» TASK DIRECTIONS
Identify each line below containing the string "offset" and copy it.

-- start EXERCISE MATERIALS --

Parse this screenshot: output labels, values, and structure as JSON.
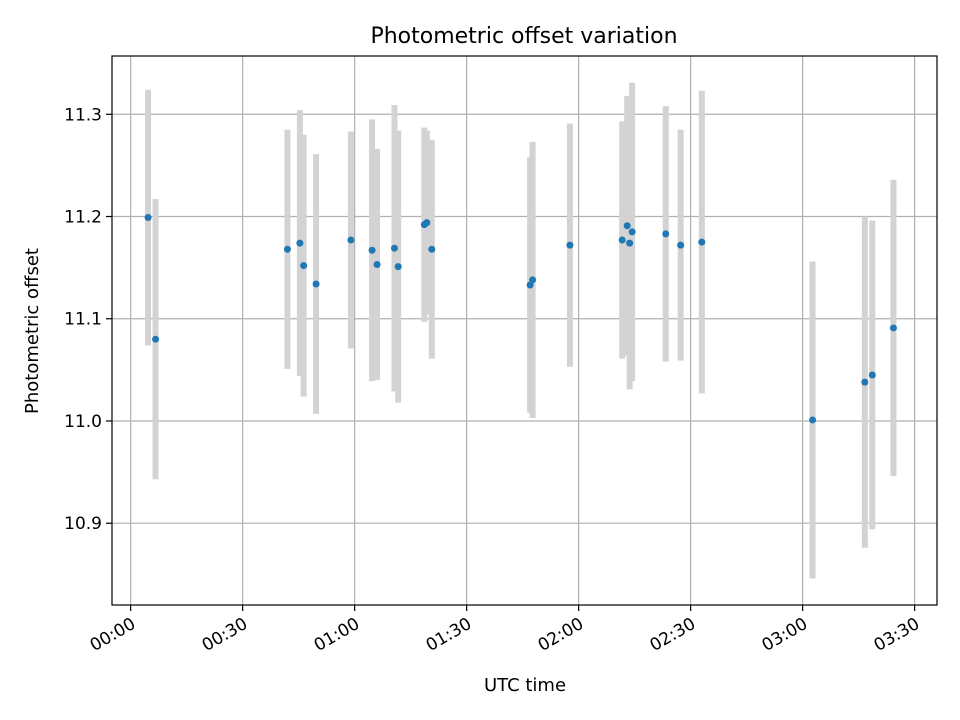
{
  "chart_data": {
    "type": "scatter",
    "title": "Photometric offset variation",
    "xlabel": "UTC time",
    "ylabel": "Photometric offset",
    "x_ticks": [
      "00:00",
      "00:30",
      "01:00",
      "01:30",
      "02:00",
      "02:30",
      "03:00",
      "03:30"
    ],
    "x_tick_minutes": [
      0,
      30,
      60,
      90,
      120,
      150,
      180,
      210
    ],
    "y_ticks": [
      "10.9",
      "11.0",
      "11.1",
      "11.2",
      "11.3"
    ],
    "y_tick_values": [
      10.9,
      11.0,
      11.1,
      11.2,
      11.3
    ],
    "xlim_minutes": [
      -5,
      216
    ],
    "ylim": [
      10.82,
      11.357
    ],
    "grid": true,
    "point_color": "#1f77b4",
    "errorbar_color": "#d3d3d3",
    "points": [
      {
        "t": "00:04:40",
        "y": 11.199,
        "err": 0.125
      },
      {
        "t": "00:06:40",
        "y": 11.08,
        "err": 0.137
      },
      {
        "t": "00:42:00",
        "y": 11.168,
        "err": 0.117
      },
      {
        "t": "00:45:20",
        "y": 11.174,
        "err": 0.13
      },
      {
        "t": "00:46:20",
        "y": 11.152,
        "err": 0.128
      },
      {
        "t": "00:49:40",
        "y": 11.134,
        "err": 0.127
      },
      {
        "t": "00:59:00",
        "y": 11.177,
        "err": 0.106
      },
      {
        "t": "01:04:40",
        "y": 11.167,
        "err": 0.128
      },
      {
        "t": "01:06:00",
        "y": 11.153,
        "err": 0.113
      },
      {
        "t": "01:10:40",
        "y": 11.169,
        "err": 0.14
      },
      {
        "t": "01:11:40",
        "y": 11.151,
        "err": 0.133
      },
      {
        "t": "01:18:40",
        "y": 11.192,
        "err": 0.095
      },
      {
        "t": "01:19:20",
        "y": 11.194,
        "err": 0.09
      },
      {
        "t": "01:20:40",
        "y": 11.168,
        "err": 0.107
      },
      {
        "t": "01:47:00",
        "y": 11.133,
        "err": 0.125
      },
      {
        "t": "01:47:40",
        "y": 11.138,
        "err": 0.135
      },
      {
        "t": "01:57:40",
        "y": 11.172,
        "err": 0.119
      },
      {
        "t": "02:11:40",
        "y": 11.177,
        "err": 0.116
      },
      {
        "t": "02:13:00",
        "y": 11.191,
        "err": 0.127
      },
      {
        "t": "02:13:40",
        "y": 11.174,
        "err": 0.143
      },
      {
        "t": "02:14:20",
        "y": 11.185,
        "err": 0.146
      },
      {
        "t": "02:23:20",
        "y": 11.183,
        "err": 0.125
      },
      {
        "t": "02:27:20",
        "y": 11.172,
        "err": 0.113
      },
      {
        "t": "02:33:00",
        "y": 11.175,
        "err": 0.148
      },
      {
        "t": "03:02:40",
        "y": 11.001,
        "err": 0.155
      },
      {
        "t": "03:16:40",
        "y": 11.038,
        "err": 0.162
      },
      {
        "t": "03:18:40",
        "y": 11.045,
        "err": 0.151
      },
      {
        "t": "03:24:20",
        "y": 11.091,
        "err": 0.145
      }
    ]
  }
}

-- end EXERCISE MATERIALS --

» RESPONSE TO THE EXERCISE
    "title": "Photometric offset variation",
    "ylabel": "Photometric offset",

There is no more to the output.